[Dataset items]
"""

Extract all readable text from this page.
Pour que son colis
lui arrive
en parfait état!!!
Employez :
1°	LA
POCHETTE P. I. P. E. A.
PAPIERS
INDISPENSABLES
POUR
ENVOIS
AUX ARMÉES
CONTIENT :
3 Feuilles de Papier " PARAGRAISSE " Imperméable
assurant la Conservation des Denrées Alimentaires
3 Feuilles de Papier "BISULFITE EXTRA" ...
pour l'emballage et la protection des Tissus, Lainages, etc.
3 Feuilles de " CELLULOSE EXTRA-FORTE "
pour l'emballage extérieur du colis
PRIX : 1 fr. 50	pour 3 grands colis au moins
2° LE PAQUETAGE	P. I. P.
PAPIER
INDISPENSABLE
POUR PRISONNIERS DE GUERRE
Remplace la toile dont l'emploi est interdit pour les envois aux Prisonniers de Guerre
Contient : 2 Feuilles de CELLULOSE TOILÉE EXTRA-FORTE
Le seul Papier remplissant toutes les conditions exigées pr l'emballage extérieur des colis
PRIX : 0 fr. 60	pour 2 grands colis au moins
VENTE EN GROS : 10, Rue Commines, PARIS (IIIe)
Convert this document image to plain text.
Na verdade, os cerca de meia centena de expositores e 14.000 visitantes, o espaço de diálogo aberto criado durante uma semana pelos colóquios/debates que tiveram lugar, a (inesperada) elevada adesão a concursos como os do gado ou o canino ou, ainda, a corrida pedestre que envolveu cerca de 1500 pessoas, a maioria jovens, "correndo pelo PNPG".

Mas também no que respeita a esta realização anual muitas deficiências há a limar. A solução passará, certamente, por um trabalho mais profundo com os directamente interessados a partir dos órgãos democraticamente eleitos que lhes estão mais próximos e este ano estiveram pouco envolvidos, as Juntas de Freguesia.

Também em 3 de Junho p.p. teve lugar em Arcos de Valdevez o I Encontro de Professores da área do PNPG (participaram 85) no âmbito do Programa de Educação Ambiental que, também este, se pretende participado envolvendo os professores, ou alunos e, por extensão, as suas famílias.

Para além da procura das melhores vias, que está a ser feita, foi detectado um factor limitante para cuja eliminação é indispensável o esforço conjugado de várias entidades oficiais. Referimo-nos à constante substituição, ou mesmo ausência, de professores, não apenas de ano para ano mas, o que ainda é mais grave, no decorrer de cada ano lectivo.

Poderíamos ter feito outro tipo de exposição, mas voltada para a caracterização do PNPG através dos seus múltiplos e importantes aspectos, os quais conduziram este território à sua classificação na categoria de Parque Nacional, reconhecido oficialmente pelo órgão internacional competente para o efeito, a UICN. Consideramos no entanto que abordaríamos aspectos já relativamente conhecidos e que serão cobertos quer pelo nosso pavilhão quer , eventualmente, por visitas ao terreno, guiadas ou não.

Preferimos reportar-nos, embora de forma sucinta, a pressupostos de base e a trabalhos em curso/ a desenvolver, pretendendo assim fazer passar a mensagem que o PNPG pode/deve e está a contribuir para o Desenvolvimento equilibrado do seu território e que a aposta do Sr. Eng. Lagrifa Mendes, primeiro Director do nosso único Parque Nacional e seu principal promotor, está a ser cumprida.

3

"""

Give the complete listing a second time, exactly as it reads.

WRITTEN RESPONSE
Extract all readable text from this page.
Pour que son colis
lui arrive
en parfait état!!!
Employez :
1°	LA
POCHETTE P. I. P. E. A.
PAPIERS
INDISPENSABLES
POUR
ENVOIS
AUX ARMÉES
CONTIENT :
3 Feuilles de Papier " PARAGRAISSE " Imperméable
assurant la Conservation des Denrées Alimentaires
3 Feuilles de Papier "BISULFITE EXTRA" ...
pour l'emballage et la protection des Tissus, Lainages, etc.
3 Feuilles de " CELLULOSE EXTRA-FORTE "
pour l'emballage extérieur du colis
PRIX : 1 fr. 50	pour 3 grands colis au moins
2° LE PAQUETAGE	P. I. P.
PAPIER
INDISPENSABLE
POUR PRISONNIERS DE GUERRE
Remplace la toile dont l'emploi est interdit pour les envois aux Prisonniers de Guerre
Contient : 2 Feuilles de CELLULOSE TOILÉE EXTRA-FORTE
Le seul Papier remplissant toutes les conditions exigées pr l'emballage extérieur des colis
PRIX : 0 fr. 60	pour 2 grands colis au moins
VENTE EN GROS : 10, Rue Commines, PARIS (IIIe)
Convert this document image to plain text.
Na verdade, os cerca de meia centena de expositores e 14.000 visitantes, o espaço de diálogo aberto criado durante uma semana pelos colóquios/debates que tiveram lugar, a (inesperada) elevada adesão a concursos como os do gado ou o canino ou, ainda, a corrida pedestre que envolveu cerca de 1500 pessoas, a maioria jovens, "correndo pelo PNPG".

Mas também no que respeita a esta realização anual muitas deficiências há a limar. A solução passará, certamente, por um trabalho mais profundo com os directamente interessados a partir dos órgãos democraticamente eleitos que lhes estão mais próximos e este ano estiveram pouco envolvidos, as Juntas de Freguesia.

Também em 3 de Junho p.p. teve lugar em Arcos de Valdevez o I Encontro de Professores da área do PNPG (participaram 85) no âmbito do Programa de Educação Ambiental que, também este, se pretende participado envolvendo os professores, ou alunos e, por extensão, as suas famílias.

Para além da procura das melhores vias, que está a ser feita, foi detectado um factor limitante para cuja eliminação é indispensável o esforço conjugado de várias entidades oficiais. Referimo-nos à constante substituição, ou mesmo ausência, de professores, não apenas de ano para ano mas, o que ainda é mais grave, no decorrer de cada ano lectivo.

Poderíamos ter feito outro tipo de exposição, mas voltada para a caracterização do PNPG através dos seus múltiplos e importantes aspectos, os quais conduziram este território à sua classificação na categoria de Parque Nacional, reconhecido oficialmente pelo órgão internacional competente para o efeito, a UICN. Consideramos no entanto que abordaríamos aspectos já relativamente conhecidos e que serão cobertos quer pelo nosso pavilhão quer , eventualmente, por visitas ao terreno, guiadas ou não.

Preferimos reportar-nos, embora de forma sucinta, a pressupostos de base e a trabalhos em curso/ a desenvolver, pretendendo assim fazer passar a mensagem que o PNPG pode/deve e está a contribuir para o Desenvolvimento equilibrado do seu território e que a aposta do Sr. Eng. Lagrifa Mendes, primeiro Director do nosso único Parque Nacional e seu principal promotor, está a ser cumprida.

3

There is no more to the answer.